Copy all of the material word for word, except for the pictures.

** Start of Information shown **

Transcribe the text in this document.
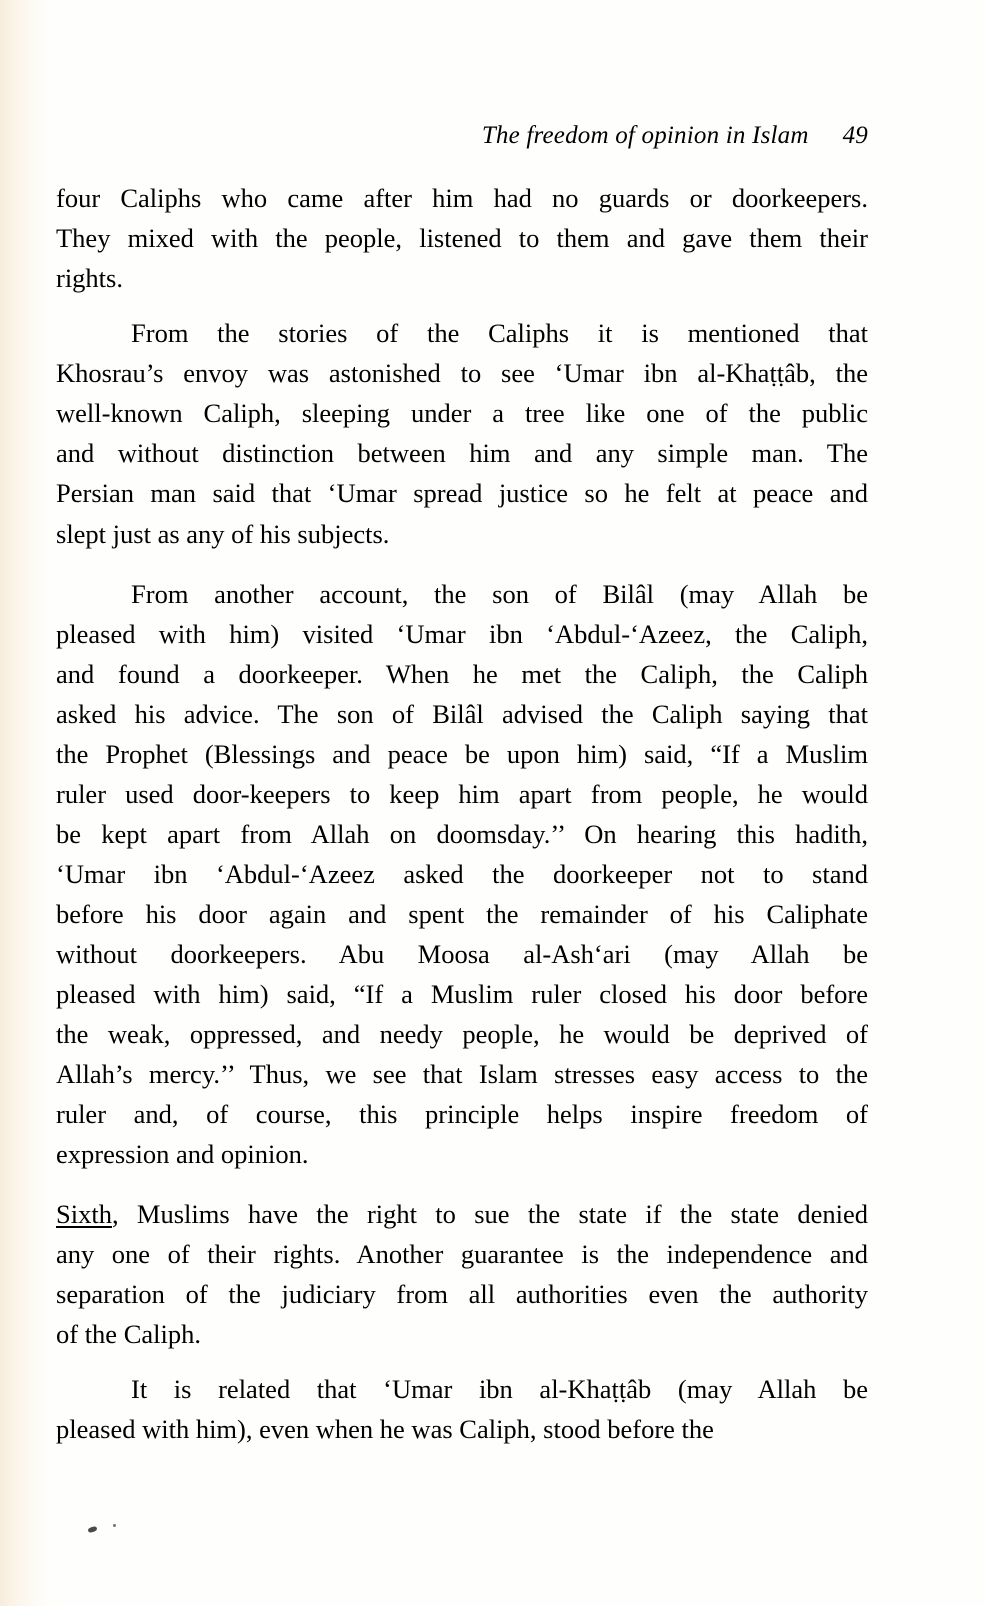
The freedom of opinion in Islam 49

four Caliphs who came after him had no guards or doorkeepers.
They mixed with the people, listened to them and gave them their
rights.

From the stories of the Caliphs it is mentioned that
Khosrau’s envoy was astonished to see ‘Umar ibn al-Khaṭṭâb, the
well-known Caliph, sleeping under a tree like one of the public
and without distinction between him and any simple man. The
Persian man said that ‘Umar spread justice so he felt at peace and
slept just as any of his subjects.

From another account, the son of Bilâl (may Allah be
pleased with him) visited ‘Umar ibn ‘Abdul-‘Azeez, the Caliph,
and found a doorkeeper. When he met the Caliph, the Caliph
asked his advice. The son of Bilâl advised the Caliph saying that
the Prophet (Blessings and peace be upon him) said, “If a Muslim
ruler used door-keepers to keep him apart from people, he would
be kept apart from Allah on doomsday.’’ On hearing this hadith,
‘Umar ibn ‘Abdul-‘Azeez asked the doorkeeper not to stand
before his door again and spent the remainder of his Caliphate
without doorkeepers. Abu Moosa al-Ash‘ari (may Allah be
pleased with him) said, “If a Muslim ruler closed his door before
the weak, oppressed, and needy people, he would be deprived of
Allah’s mercy.’’ Thus, we see that Islam stresses easy access to the
ruler and, of course, this principle helps inspire freedom of
expression and opinion.

Sixth, Muslims have the right to sue the state if the state denied
any one of their rights. Another guarantee is the independence and
separation of the judiciary from all authorities even the authority
of the Caliph.

It is related that ‘Umar ibn al-Khaṭṭâb (may Allah be
pleased with him), even when he was Caliph, stood before the
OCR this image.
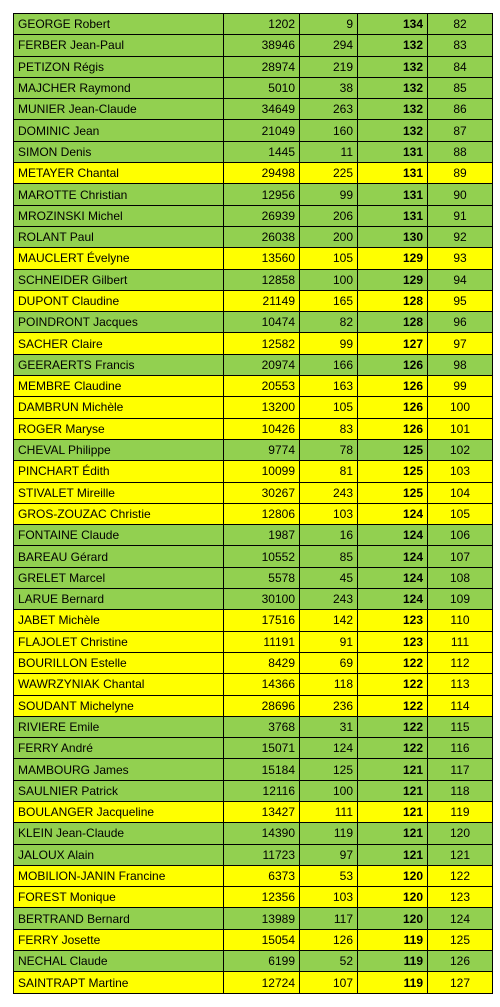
GEORGE Robert	1202	9	134	82
FERBER Jean-Paul	38946	294	132	83
PETIZON Régis	28974	219	132	84
MAJCHER Raymond	5010	38	132	85
MUNIER Jean-Claude	34649	263	132	86
DOMINIC Jean	21049	160	132	87
SIMON Denis	1445	11	131	88
METAYER Chantal	29498	225	131	89
MAROTTE Christian	12956	99	131	90
MROZINSKI Michel	26939	206	131	91
ROLANT Paul	26038	200	130	92
MAUCLERT Évelyne	13560	105	129	93
SCHNEIDER Gilbert	12858	100	129	94
DUPONT Claudine	21149	165	128	95
POINDRONT Jacques	10474	82	128	96
SACHER Claire	12582	99	127	97
GEERAERTS Francis	20974	166	126	98
MEMBRE Claudine	20553	163	126	99
DAMBRUN Michèle	13200	105	126	100
ROGER Maryse	10426	83	126	101
CHEVAL Philippe	9774	78	125	102
PINCHART Édith	10099	81	125	103
STIVALET Mireille	30267	243	125	104
GROS-ZOUZAC Christie	12806	103	124	105
FONTAINE Claude	1987	16	124	106
BAREAU Gérard	10552	85	124	107
GRELET Marcel	5578	45	124	108
LARUE Bernard	30100	243	124	109
JABET Michèle	17516	142	123	110
FLAJOLET Christine	11191	91	123	111
BOURILLON Estelle	8429	69	122	112
WAWRZYNIAK Chantal	14366	118	122	113
SOUDANT Michelyne	28696	236	122	114
RIVIERE Emile	3768	31	122	115
FERRY André	15071	124	122	116
MAMBOURG James	15184	125	121	117
SAULNIER Patrick	12116	100	121	118
BOULANGER Jacqueline	13427	111	121	119
KLEIN Jean-Claude	14390	119	121	120
JALOUX Alain	11723	97	121	121
MOBILION-JANIN Francine	6373	53	120	122
FOREST Monique	12356	103	120	123
BERTRAND Bernard	13989	117	120	124
FERRY Josette	15054	126	119	125
NECHAL Claude	6199	52	119	126
SAINTRAPT Martine	12724	107	119	127
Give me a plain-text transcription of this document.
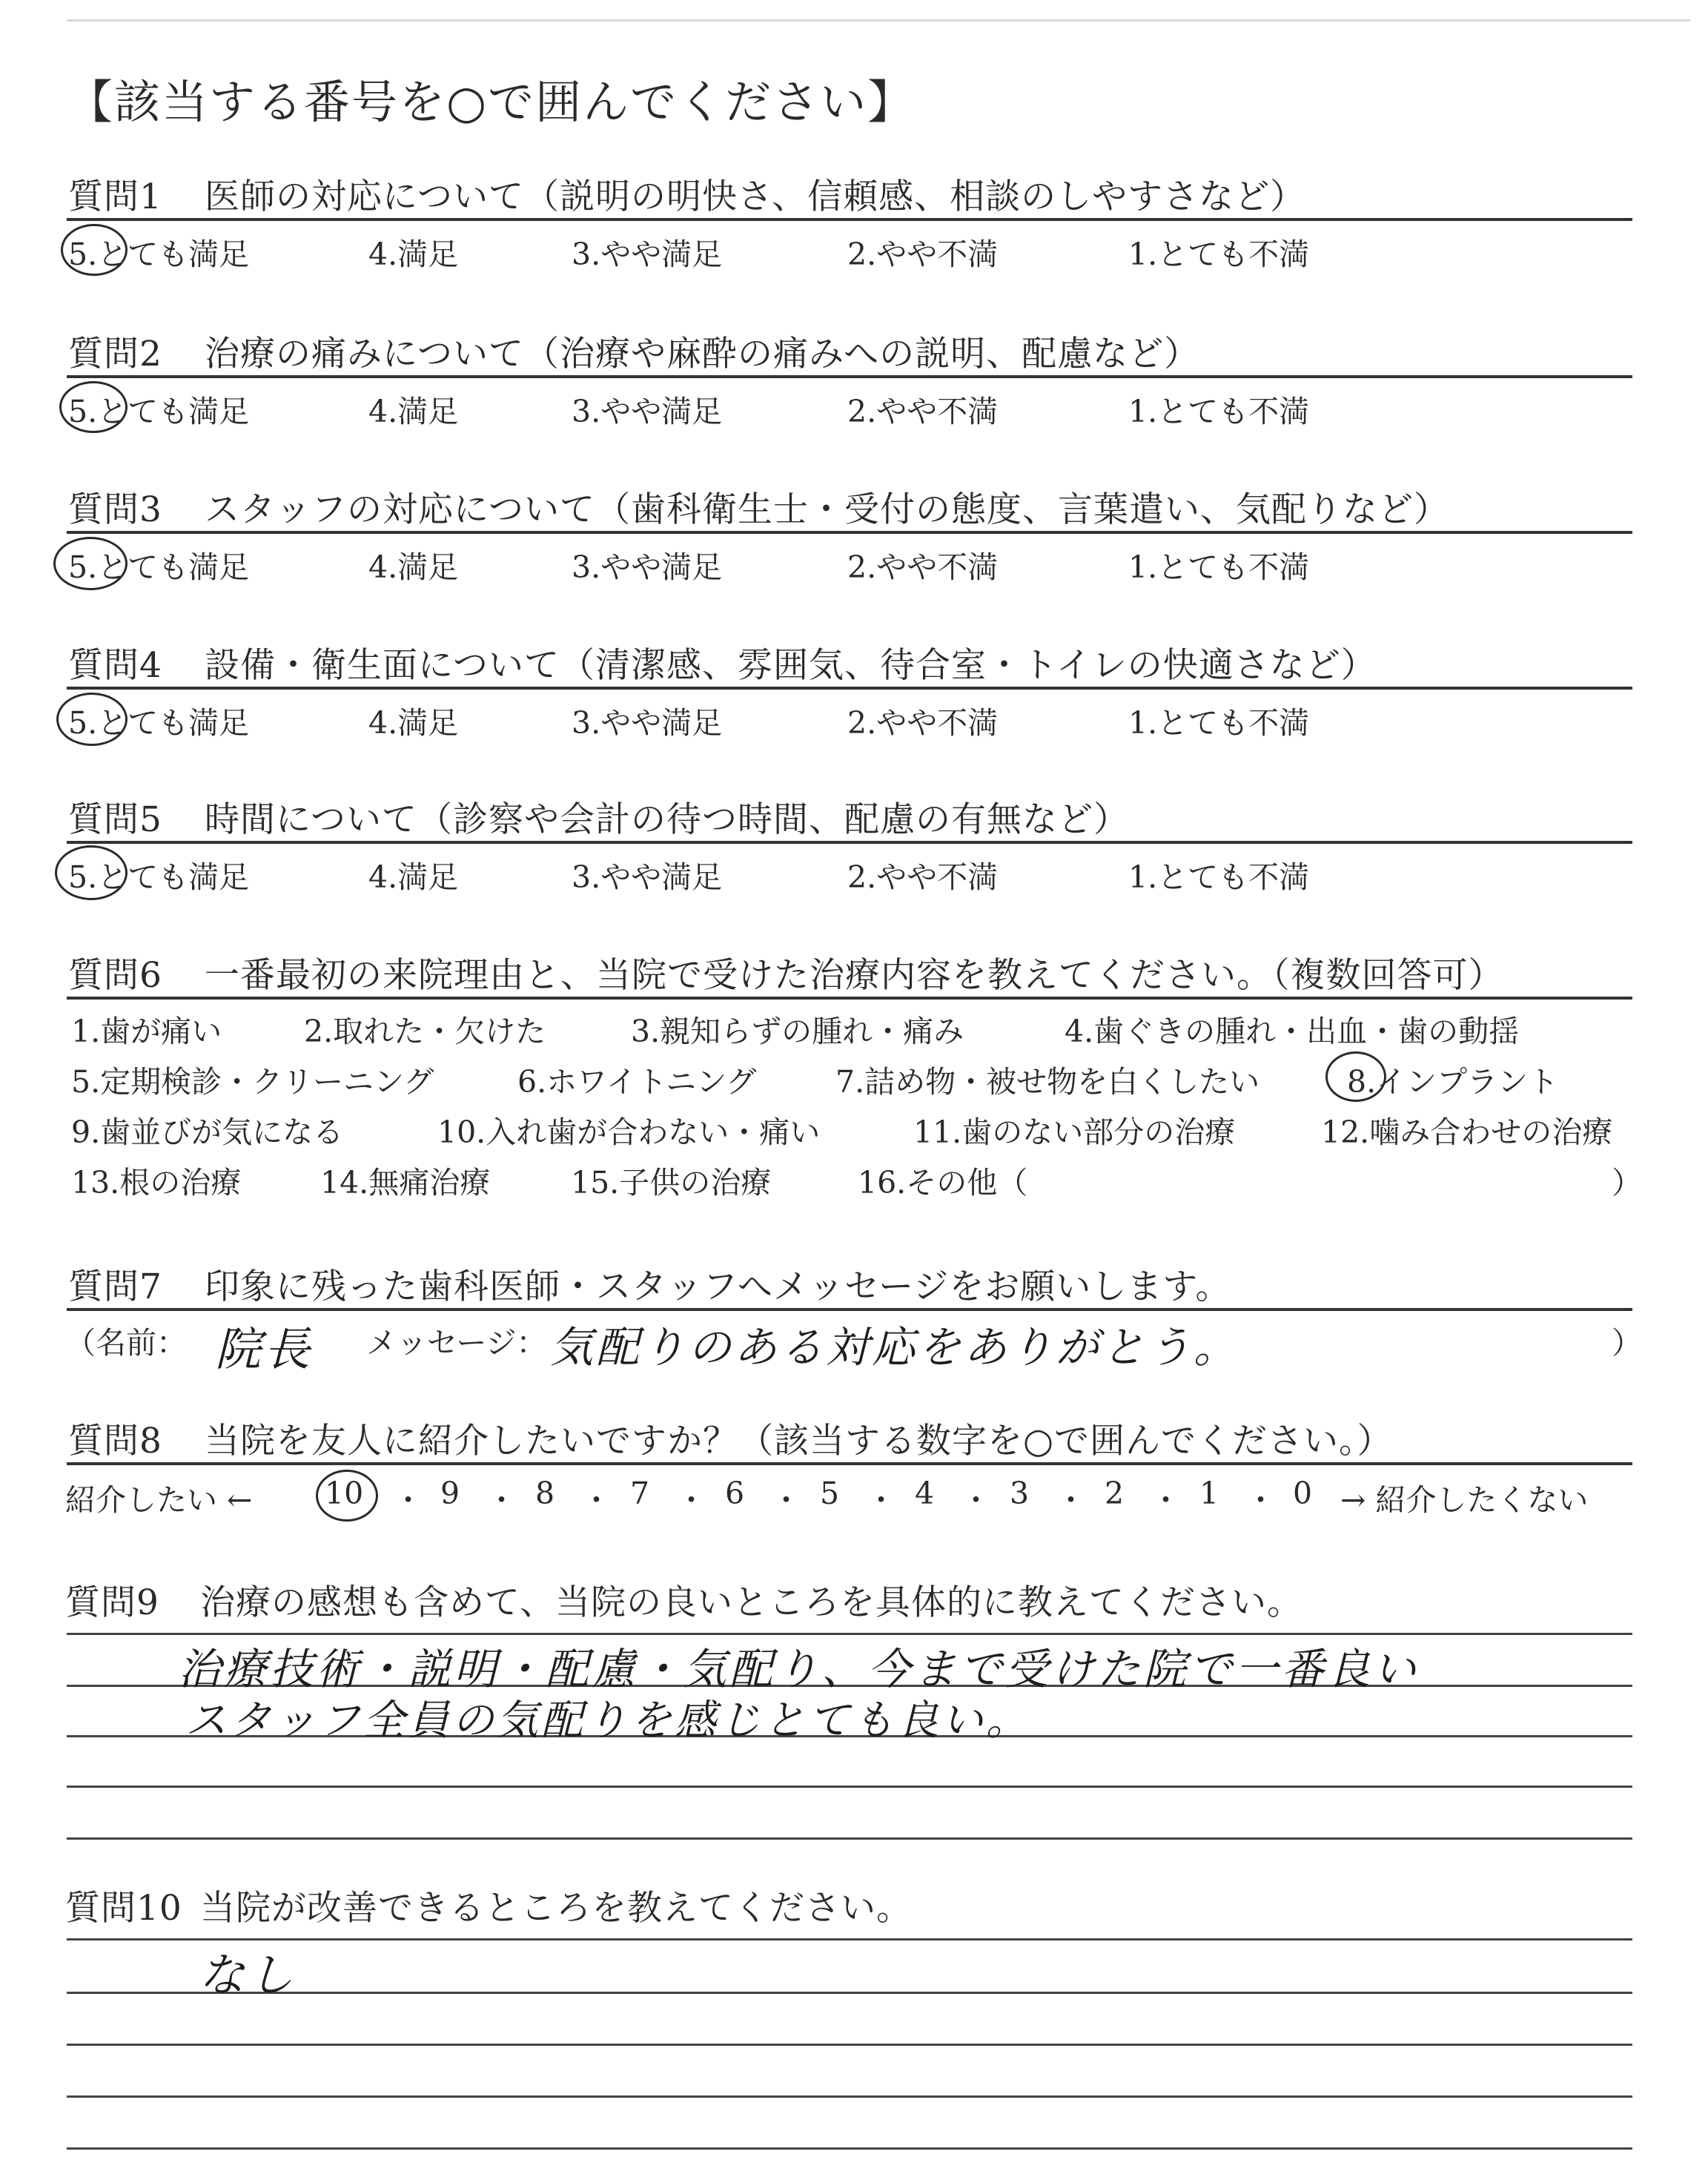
【該当する番号を○で囲んでください】
質問1 医師の対応について（説明の明快さ、信頼感、相談のしやすさなど）
5.とても満足	4.満足	3.やや満足	2.やや不満	1.とても不満
質問2 治療の痛みについて（治療や麻酔の痛みへの説明、配慮など）
5.とても満足	4.満足	3.やや満足	2.やや不満	1.とても不満
質問3 スタッフの対応について（歯科衛生士・受付の態度、言葉遣い、気配りなど）
5.とても満足	4.満足	3.やや満足	2.やや不満	1.とても不満
質問4 設備・衛生面について（清潔感、雰囲気、待合室・トイレの快適さなど）
5.とても満足	4.満足	3.やや満足	2.やや不満	1.とても不満
質問5 時間について（診察や会計の待つ時間、配慮の有無など）
5.とても満足	4.満足	3.やや満足	2.やや不満	1.とても不満
質問6 一番最初の来院理由と、当院で受けた治療内容を教えてください。（複数回答可）
1.歯が痛い	2.取れた・欠けた	3.親知らずの腫れ・痛み	4.歯ぐきの腫れ・出血・歯の動揺
5.定期検診・クリーニング	6.ホワイトニング	7.詰め物・被せ物を白くしたい	8.インプラント
9.歯並びが気になる	10.入れ歯が合わない・痛い	11.歯のない部分の治療	12.噛み合わせの治療
13.根の治療	14.無痛治療	15.子供の治療	16.その他（	）
質問7 印象に残った歯科医師・スタッフへメッセージをお願いします。
（名前： 院長 メッセージ： 気配りのある対応をありがとう。	）
質問8 当院を友人に紹介したいですか？（該当する数字を○で囲んでください。）
紹介したい ← 10 ・ 9 ・ 8 ・ 7 ・ 6 ・ 5 ・ 4 ・ 3 ・ 2 ・ 1 ・ 0 → 紹介したくない
質問9 治療の感想も含めて、当院の良いところを具体的に教えてください。
治療技術・説明・配慮・気配り、今まで受けた院で一番良い
スタッフ全員の気配りを感じとても良い。
質問10 当院が改善できるところを教えてください。
なし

** End of Information shown **

> Task response:
Transcribe the text in this document.
The freedom of opinion in Islam 49

four Caliphs who came after him had no guards or doorkeepers.
They mixed with the people, listened to them and gave them their
rights.

From the stories of the Caliphs it is mentioned that
Khosrau’s envoy was astonished to see ‘Umar ibn al-Khaṭṭâb, the
well-known Caliph, sleeping under a tree like one of the public
and without distinction between him and any simple man. The
Persian man said that ‘Umar spread justice so he felt at peace and
slept just as any of his subjects.

From another account, the son of Bilâl (may Allah be
pleased with him) visited ‘Umar ibn ‘Abdul-‘Azeez, the Caliph,
and found a doorkeeper. When he met the Caliph, the Caliph
asked his advice. The son of Bilâl advised the Caliph saying that
the Prophet (Blessings and peace be upon him) said, “If a Muslim
ruler used door-keepers to keep him apart from people, he would
be kept apart from Allah on doomsday.’’ On hearing this hadith,
‘Umar ibn ‘Abdul-‘Azeez asked the doorkeeper not to stand
before his door again and spent the remainder of his Caliphate
without doorkeepers. Abu Moosa al-Ash‘ari (may Allah be
pleased with him) said, “If a Muslim ruler closed his door before
the weak, oppressed, and needy people, he would be deprived of
Allah’s mercy.’’ Thus, we see that Islam stresses easy access to the
ruler and, of course, this principle helps inspire freedom of
expression and opinion.

Sixth, Muslims have the right to sue the state if the state denied
any one of their rights. Another guarantee is the independence and
separation of the judiciary from all authorities even the authority
of the Caliph.

It is related that ‘Umar ibn al-Khaṭṭâb (may Allah be
pleased with him), even when he was Caliph, stood before the
OCR this image.
GEORGE Robert	1202	9	134	82
FERBER Jean-Paul	38946	294	132	83
PETIZON Régis	28974	219	132	84
MAJCHER Raymond	5010	38	132	85
MUNIER Jean-Claude	34649	263	132	86
DOMINIC Jean	21049	160	132	87
SIMON Denis	1445	11	131	88
METAYER Chantal	29498	225	131	89
MAROTTE Christian	12956	99	131	90
MROZINSKI Michel	26939	206	131	91
ROLANT Paul	26038	200	130	92
MAUCLERT Évelyne	13560	105	129	93
SCHNEIDER Gilbert	12858	100	129	94
DUPONT Claudine	21149	165	128	95
POINDRONT Jacques	10474	82	128	96
SACHER Claire	12582	99	127	97
GEERAERTS Francis	20974	166	126	98
MEMBRE Claudine	20553	163	126	99
DAMBRUN Michèle	13200	105	126	100
ROGER Maryse	10426	83	126	101
CHEVAL Philippe	9774	78	125	102
PINCHART Édith	10099	81	125	103
STIVALET Mireille	30267	243	125	104
GROS-ZOUZAC Christie	12806	103	124	105
FONTAINE Claude	1987	16	124	106
BAREAU Gérard	10552	85	124	107
GRELET Marcel	5578	45	124	108
LARUE Bernard	30100	243	124	109
JABET Michèle	17516	142	123	110
FLAJOLET Christine	11191	91	123	111
BOURILLON Estelle	8429	69	122	112
WAWRZYNIAK Chantal	14366	118	122	113
SOUDANT Michelyne	28696	236	122	114
RIVIERE Emile	3768	31	122	115
FERRY André	15071	124	122	116
MAMBOURG James	15184	125	121	117
SAULNIER Patrick	12116	100	121	118
BOULANGER Jacqueline	13427	111	121	119
KLEIN Jean-Claude	14390	119	121	120
JALOUX Alain	11723	97	121	121
MOBILION-JANIN Francine	6373	53	120	122
FOREST Monique	12356	103	120	123
BERTRAND Bernard	13989	117	120	124
FERRY Josette	15054	126	119	125
NECHAL Claude	6199	52	119	126
SAINTRAPT Martine	12724	107	119	127
Give me a plain-text transcription of this document.
【該当する番号を○で囲んでください】
質問1 医師の対応について（説明の明快さ、信頼感、相談のしやすさなど）
5.とても満足	4.満足	3.やや満足	2.やや不満	1.とても不満
質問2 治療の痛みについて（治療や麻酔の痛みへの説明、配慮など）
5.とても満足	4.満足	3.やや満足	2.やや不満	1.とても不満
質問3 スタッフの対応について（歯科衛生士・受付の態度、言葉遣い、気配りなど）
5.とても満足	4.満足	3.やや満足	2.やや不満	1.とても不満
質問4 設備・衛生面について（清潔感、雰囲気、待合室・トイレの快適さなど）
5.とても満足	4.満足	3.やや満足	2.やや不満	1.とても不満
質問5 時間について（診察や会計の待つ時間、配慮の有無など）
5.とても満足	4.満足	3.やや満足	2.やや不満	1.とても不満
質問6 一番最初の来院理由と、当院で受けた治療内容を教えてください。（複数回答可）
1.歯が痛い	2.取れた・欠けた	3.親知らずの腫れ・痛み	4.歯ぐきの腫れ・出血・歯の動揺
5.定期検診・クリーニング	6.ホワイトニング	7.詰め物・被せ物を白くしたい	8.インプラント
9.歯並びが気になる	10.入れ歯が合わない・痛い	11.歯のない部分の治療	12.噛み合わせの治療
13.根の治療	14.無痛治療	15.子供の治療	16.その他（	）
質問7 印象に残った歯科医師・スタッフへメッセージをお願いします。
（名前： 院長 メッセージ： 気配りのある対応をありがとう。	）
質問8 当院を友人に紹介したいですか？（該当する数字を○で囲んでください。）
紹介したい ← 10 ・ 9 ・ 8 ・ 7 ・ 6 ・ 5 ・ 4 ・ 3 ・ 2 ・ 1 ・ 0 → 紹介したくない
質問9 治療の感想も含めて、当院の良いところを具体的に教えてください。
治療技術・説明・配慮・気配り、今まで受けた院で一番良い
スタッフ全員の気配りを感じとても良い。
質問10 当院が改善できるところを教えてください。
なし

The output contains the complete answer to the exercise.